> [Supplied information]

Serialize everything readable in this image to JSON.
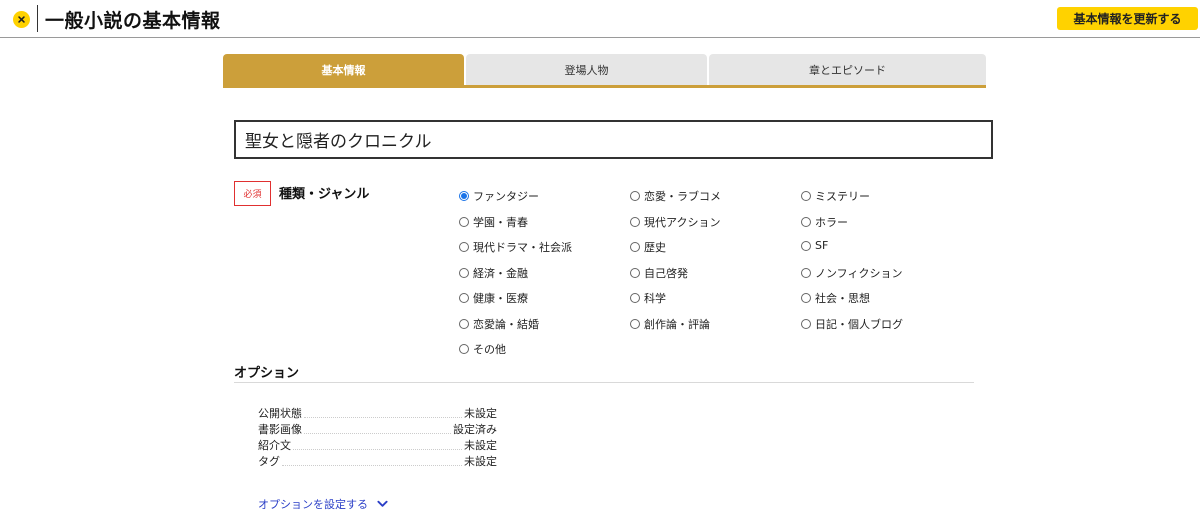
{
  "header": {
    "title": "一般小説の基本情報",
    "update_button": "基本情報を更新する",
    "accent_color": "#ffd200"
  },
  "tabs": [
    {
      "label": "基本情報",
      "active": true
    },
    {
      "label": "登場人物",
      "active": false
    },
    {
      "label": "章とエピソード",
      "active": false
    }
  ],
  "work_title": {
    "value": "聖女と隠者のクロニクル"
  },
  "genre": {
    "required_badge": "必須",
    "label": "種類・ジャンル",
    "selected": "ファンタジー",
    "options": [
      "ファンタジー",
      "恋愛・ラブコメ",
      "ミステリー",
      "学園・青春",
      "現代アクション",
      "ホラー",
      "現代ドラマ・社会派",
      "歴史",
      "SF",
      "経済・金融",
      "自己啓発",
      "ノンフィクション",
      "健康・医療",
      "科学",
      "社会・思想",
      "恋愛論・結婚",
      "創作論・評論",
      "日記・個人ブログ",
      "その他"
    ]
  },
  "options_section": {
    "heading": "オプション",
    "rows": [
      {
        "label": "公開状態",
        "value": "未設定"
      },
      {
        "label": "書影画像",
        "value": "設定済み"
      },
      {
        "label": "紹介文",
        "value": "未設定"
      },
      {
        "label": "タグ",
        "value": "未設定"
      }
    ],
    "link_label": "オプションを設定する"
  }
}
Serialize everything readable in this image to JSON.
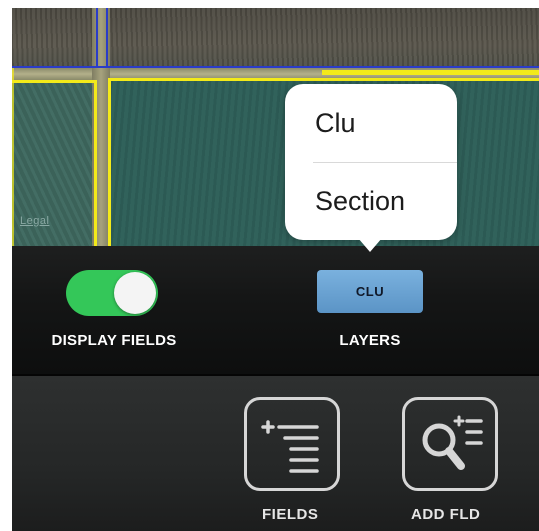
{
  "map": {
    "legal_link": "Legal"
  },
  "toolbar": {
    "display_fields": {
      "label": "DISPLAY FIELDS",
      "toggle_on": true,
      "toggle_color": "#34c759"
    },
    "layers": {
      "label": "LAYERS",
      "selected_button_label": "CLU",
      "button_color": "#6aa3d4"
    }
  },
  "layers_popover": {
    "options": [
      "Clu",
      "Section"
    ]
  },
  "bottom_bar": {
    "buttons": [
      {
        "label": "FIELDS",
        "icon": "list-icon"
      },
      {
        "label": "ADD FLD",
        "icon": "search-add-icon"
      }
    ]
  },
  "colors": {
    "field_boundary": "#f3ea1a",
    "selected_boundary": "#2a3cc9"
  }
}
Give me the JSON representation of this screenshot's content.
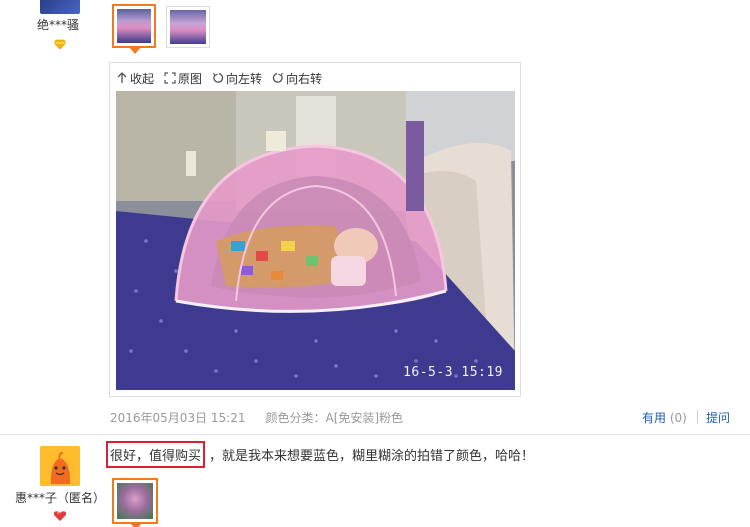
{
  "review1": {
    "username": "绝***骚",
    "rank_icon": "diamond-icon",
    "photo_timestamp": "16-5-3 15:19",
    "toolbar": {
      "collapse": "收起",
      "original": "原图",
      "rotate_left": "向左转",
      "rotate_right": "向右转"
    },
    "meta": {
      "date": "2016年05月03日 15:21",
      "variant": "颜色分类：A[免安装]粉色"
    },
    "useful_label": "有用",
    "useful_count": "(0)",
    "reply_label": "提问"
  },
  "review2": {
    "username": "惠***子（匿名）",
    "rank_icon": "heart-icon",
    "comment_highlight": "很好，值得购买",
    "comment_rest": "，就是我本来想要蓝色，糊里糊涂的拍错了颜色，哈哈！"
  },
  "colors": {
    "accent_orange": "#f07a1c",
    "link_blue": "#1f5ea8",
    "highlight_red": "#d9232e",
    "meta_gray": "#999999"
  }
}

> [Exercise aim] Write the records out again in full, exactly, and skip every picture.

> [Finished task]
Serialize everything readable in this image to JSON.
{
  "header": {
    "title": "一般小説の基本情報",
    "update_button": "基本情報を更新する",
    "accent_color": "#ffd200"
  },
  "tabs": [
    {
      "label": "基本情報",
      "active": true
    },
    {
      "label": "登場人物",
      "active": false
    },
    {
      "label": "章とエピソード",
      "active": false
    }
  ],
  "work_title": {
    "value": "聖女と隠者のクロニクル"
  },
  "genre": {
    "required_badge": "必須",
    "label": "種類・ジャンル",
    "selected": "ファンタジー",
    "options": [
      "ファンタジー",
      "恋愛・ラブコメ",
      "ミステリー",
      "学園・青春",
      "現代アクション",
      "ホラー",
      "現代ドラマ・社会派",
      "歴史",
      "SF",
      "経済・金融",
      "自己啓発",
      "ノンフィクション",
      "健康・医療",
      "科学",
      "社会・思想",
      "恋愛論・結婚",
      "創作論・評論",
      "日記・個人ブログ",
      "その他"
    ]
  },
  "options_section": {
    "heading": "オプション",
    "rows": [
      {
        "label": "公開状態",
        "value": "未設定"
      },
      {
        "label": "書影画像",
        "value": "設定済み"
      },
      {
        "label": "紹介文",
        "value": "未設定"
      },
      {
        "label": "タグ",
        "value": "未設定"
      }
    ],
    "link_label": "オプションを設定する"
  }
}
Serialize everything readable in this image to JSON.
{
  "map": {
    "legal_link": "Legal"
  },
  "toolbar": {
    "display_fields": {
      "label": "DISPLAY FIELDS",
      "toggle_on": true,
      "toggle_color": "#34c759"
    },
    "layers": {
      "label": "LAYERS",
      "selected_button_label": "CLU",
      "button_color": "#6aa3d4"
    }
  },
  "layers_popover": {
    "options": [
      "Clu",
      "Section"
    ]
  },
  "bottom_bar": {
    "buttons": [
      {
        "label": "FIELDS",
        "icon": "list-icon"
      },
      {
        "label": "ADD FLD",
        "icon": "search-add-icon"
      }
    ]
  },
  "colors": {
    "field_boundary": "#f3ea1a",
    "selected_boundary": "#2a3cc9"
  }
}
Give me the JSON representation of this screenshot's content.
{
  "review1": {
    "username": "绝***骚",
    "rank_icon": "diamond-icon",
    "photo_timestamp": "16-5-3 15:19",
    "toolbar": {
      "collapse": "收起",
      "original": "原图",
      "rotate_left": "向左转",
      "rotate_right": "向右转"
    },
    "meta": {
      "date": "2016年05月03日 15:21",
      "variant": "颜色分类：A[免安装]粉色"
    },
    "useful_label": "有用",
    "useful_count": "(0)",
    "reply_label": "提问"
  },
  "review2": {
    "username": "惠***子（匿名）",
    "rank_icon": "heart-icon",
    "comment_highlight": "很好，值得购买",
    "comment_rest": "，就是我本来想要蓝色，糊里糊涂的拍错了颜色，哈哈！"
  },
  "colors": {
    "accent_orange": "#f07a1c",
    "link_blue": "#1f5ea8",
    "highlight_red": "#d9232e",
    "meta_gray": "#999999"
  }
}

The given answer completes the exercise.